### Stated goal:
Return a copy of every line in the records that includes the word "name".
[Start of Material to process]
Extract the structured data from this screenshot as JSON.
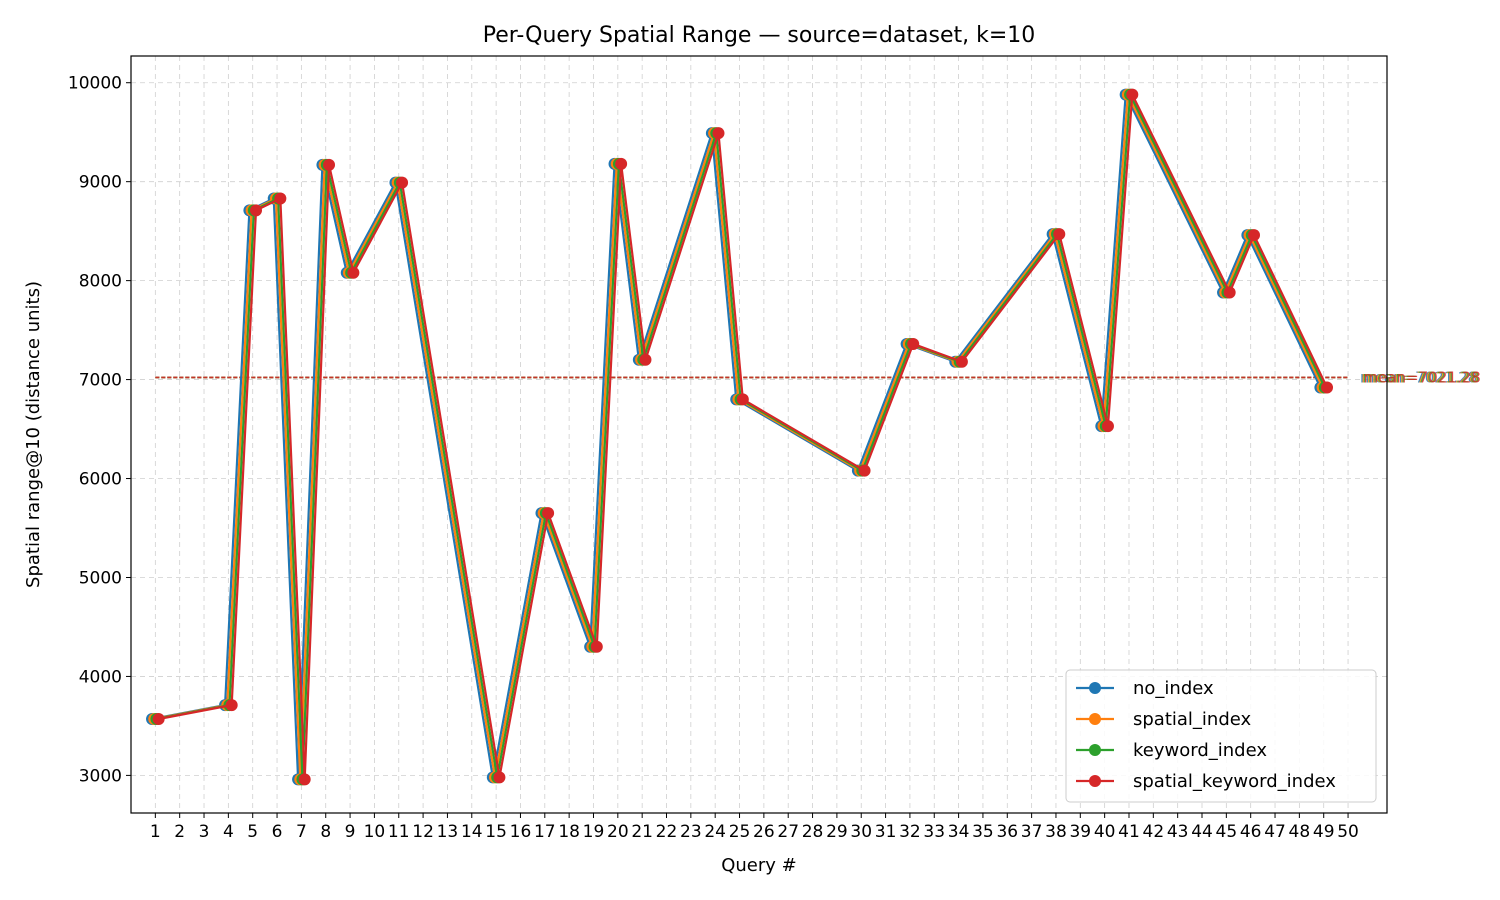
{
  "chart_data": {
    "type": "line",
    "title": "Per-Query Spatial Range — source=dataset, k=10",
    "xlabel": "Query #",
    "ylabel": "Spatial range@10 (distance units)",
    "ylim": [
      2620,
      10270
    ],
    "yticks": [
      3000,
      4000,
      5000,
      6000,
      7000,
      8000,
      9000,
      10000
    ],
    "xlim": [
      0,
      51.6
    ],
    "categories": [
      "1",
      "2",
      "3",
      "4",
      "5",
      "6",
      "7",
      "8",
      "9",
      "10",
      "11",
      "12",
      "13",
      "14",
      "15",
      "16",
      "17",
      "18",
      "19",
      "20",
      "21",
      "22",
      "23",
      "24",
      "25",
      "26",
      "27",
      "28",
      "29",
      "30",
      "31",
      "32",
      "33",
      "34",
      "35",
      "36",
      "37",
      "38",
      "39",
      "40",
      "41",
      "42",
      "43",
      "44",
      "45",
      "46",
      "47",
      "48",
      "49",
      "50"
    ],
    "grid": true,
    "legend_position": "lower right",
    "x": [
      1,
      4,
      5,
      6,
      7,
      8,
      9,
      11,
      15,
      17,
      19,
      20,
      21,
      24,
      25,
      30,
      32,
      34,
      38,
      40,
      41,
      45,
      46,
      49
    ],
    "series": [
      {
        "name": "no_index",
        "color": "#1f77b4",
        "mean_label": "mean=7021.28",
        "mean": 7021.28,
        "values": [
          3570,
          3710,
          8710,
          8830,
          2960,
          9170,
          8080,
          8990,
          2980,
          5650,
          4300,
          9180,
          7200,
          9490,
          6800,
          6080,
          7360,
          7180,
          8470,
          6530,
          9880,
          7880,
          8460,
          6920
        ]
      },
      {
        "name": "spatial_index",
        "color": "#ff7f0e",
        "mean_label": "mean=7021.28",
        "mean": 7021.28,
        "values": [
          3570,
          3710,
          8710,
          8830,
          2960,
          9170,
          8080,
          8990,
          2980,
          5650,
          4300,
          9180,
          7200,
          9490,
          6800,
          6080,
          7360,
          7180,
          8470,
          6530,
          9880,
          7880,
          8460,
          6920
        ]
      },
      {
        "name": "keyword_index",
        "color": "#2ca02c",
        "mean_label": "mean=7021.28",
        "mean": 7021.28,
        "values": [
          3570,
          3710,
          8710,
          8830,
          2960,
          9170,
          8080,
          8990,
          2980,
          5650,
          4300,
          9180,
          7200,
          9490,
          6800,
          6080,
          7360,
          7180,
          8470,
          6530,
          9880,
          7880,
          8460,
          6920
        ]
      },
      {
        "name": "spatial_keyword_index",
        "color": "#d62728",
        "mean_label": "mean=7021.28",
        "mean": 7021.28,
        "values": [
          3570,
          3710,
          8710,
          8830,
          2960,
          9170,
          8080,
          8990,
          2980,
          5650,
          4300,
          9180,
          7200,
          9490,
          6800,
          6080,
          7360,
          7180,
          8470,
          6530,
          9880,
          7880,
          8460,
          6920
        ]
      }
    ]
  }
}
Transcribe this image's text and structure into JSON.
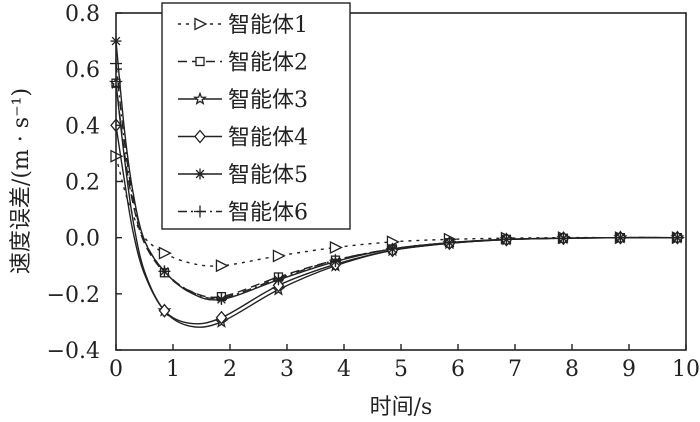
[End of Material to process]
### Worked answer:
        "name": "no_index",
        "name": "spatial_index",
        "name": "keyword_index",
        "name": "spatial_keyword_index",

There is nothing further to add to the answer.